TASK DIRECTIONS
Find the lines that hold "Anschlagshand". Report only how many there are.

***

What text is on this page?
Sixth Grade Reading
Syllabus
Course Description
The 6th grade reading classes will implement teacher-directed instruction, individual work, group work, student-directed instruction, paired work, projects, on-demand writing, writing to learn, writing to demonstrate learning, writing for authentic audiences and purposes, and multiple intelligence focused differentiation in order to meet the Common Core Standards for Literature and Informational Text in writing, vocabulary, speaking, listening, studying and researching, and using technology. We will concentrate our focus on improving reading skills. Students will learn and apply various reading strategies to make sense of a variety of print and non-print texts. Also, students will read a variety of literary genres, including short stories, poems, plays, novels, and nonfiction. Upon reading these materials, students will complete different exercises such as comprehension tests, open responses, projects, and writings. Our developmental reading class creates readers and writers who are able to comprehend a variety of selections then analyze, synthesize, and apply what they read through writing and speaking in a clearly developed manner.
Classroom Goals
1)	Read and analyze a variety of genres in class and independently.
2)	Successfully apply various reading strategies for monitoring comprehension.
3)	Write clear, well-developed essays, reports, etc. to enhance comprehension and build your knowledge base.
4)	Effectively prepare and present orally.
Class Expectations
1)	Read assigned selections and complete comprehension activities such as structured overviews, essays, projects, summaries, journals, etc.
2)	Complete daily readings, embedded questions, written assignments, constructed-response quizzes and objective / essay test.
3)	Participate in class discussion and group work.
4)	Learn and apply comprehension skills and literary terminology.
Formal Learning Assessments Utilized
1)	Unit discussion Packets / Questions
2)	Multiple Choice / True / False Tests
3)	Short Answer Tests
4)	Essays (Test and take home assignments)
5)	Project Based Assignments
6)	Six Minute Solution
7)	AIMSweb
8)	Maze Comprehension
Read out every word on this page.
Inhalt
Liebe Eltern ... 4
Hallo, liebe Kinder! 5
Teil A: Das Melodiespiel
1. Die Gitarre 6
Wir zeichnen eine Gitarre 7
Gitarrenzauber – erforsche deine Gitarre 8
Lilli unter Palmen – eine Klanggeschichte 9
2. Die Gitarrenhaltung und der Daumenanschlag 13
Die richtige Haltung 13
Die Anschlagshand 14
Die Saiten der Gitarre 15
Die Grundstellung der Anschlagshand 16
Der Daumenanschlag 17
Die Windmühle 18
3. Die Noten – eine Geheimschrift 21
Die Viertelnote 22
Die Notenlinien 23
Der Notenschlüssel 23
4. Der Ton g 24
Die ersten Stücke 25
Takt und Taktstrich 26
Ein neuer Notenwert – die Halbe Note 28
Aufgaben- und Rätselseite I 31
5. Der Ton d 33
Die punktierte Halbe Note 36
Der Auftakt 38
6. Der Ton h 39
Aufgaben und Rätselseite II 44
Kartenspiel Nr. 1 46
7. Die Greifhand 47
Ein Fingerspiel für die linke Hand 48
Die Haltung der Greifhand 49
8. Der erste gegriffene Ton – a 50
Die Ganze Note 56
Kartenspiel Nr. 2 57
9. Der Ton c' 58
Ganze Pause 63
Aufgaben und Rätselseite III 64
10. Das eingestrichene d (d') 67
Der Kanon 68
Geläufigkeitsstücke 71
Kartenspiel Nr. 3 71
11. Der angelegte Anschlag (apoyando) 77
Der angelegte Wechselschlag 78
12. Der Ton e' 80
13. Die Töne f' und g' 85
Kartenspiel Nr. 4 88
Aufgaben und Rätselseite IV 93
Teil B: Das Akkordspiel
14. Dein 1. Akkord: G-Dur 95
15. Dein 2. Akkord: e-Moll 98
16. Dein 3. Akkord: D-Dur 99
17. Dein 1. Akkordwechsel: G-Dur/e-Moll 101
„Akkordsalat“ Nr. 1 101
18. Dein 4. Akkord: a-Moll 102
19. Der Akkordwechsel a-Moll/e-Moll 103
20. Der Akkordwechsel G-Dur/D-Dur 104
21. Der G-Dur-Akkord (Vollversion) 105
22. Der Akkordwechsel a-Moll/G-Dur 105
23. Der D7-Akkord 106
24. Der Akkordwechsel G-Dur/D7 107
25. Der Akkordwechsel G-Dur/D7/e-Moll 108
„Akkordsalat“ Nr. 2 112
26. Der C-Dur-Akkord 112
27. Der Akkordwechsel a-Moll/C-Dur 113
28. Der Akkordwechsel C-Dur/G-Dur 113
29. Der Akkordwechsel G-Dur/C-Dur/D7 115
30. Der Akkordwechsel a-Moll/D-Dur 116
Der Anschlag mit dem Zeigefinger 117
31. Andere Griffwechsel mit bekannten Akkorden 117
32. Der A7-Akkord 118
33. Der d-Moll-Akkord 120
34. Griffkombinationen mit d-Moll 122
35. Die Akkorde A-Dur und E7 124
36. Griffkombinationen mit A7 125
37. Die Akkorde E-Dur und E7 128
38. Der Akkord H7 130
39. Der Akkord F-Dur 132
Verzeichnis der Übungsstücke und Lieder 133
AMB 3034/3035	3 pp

***

COMPLETED EXERCISE
2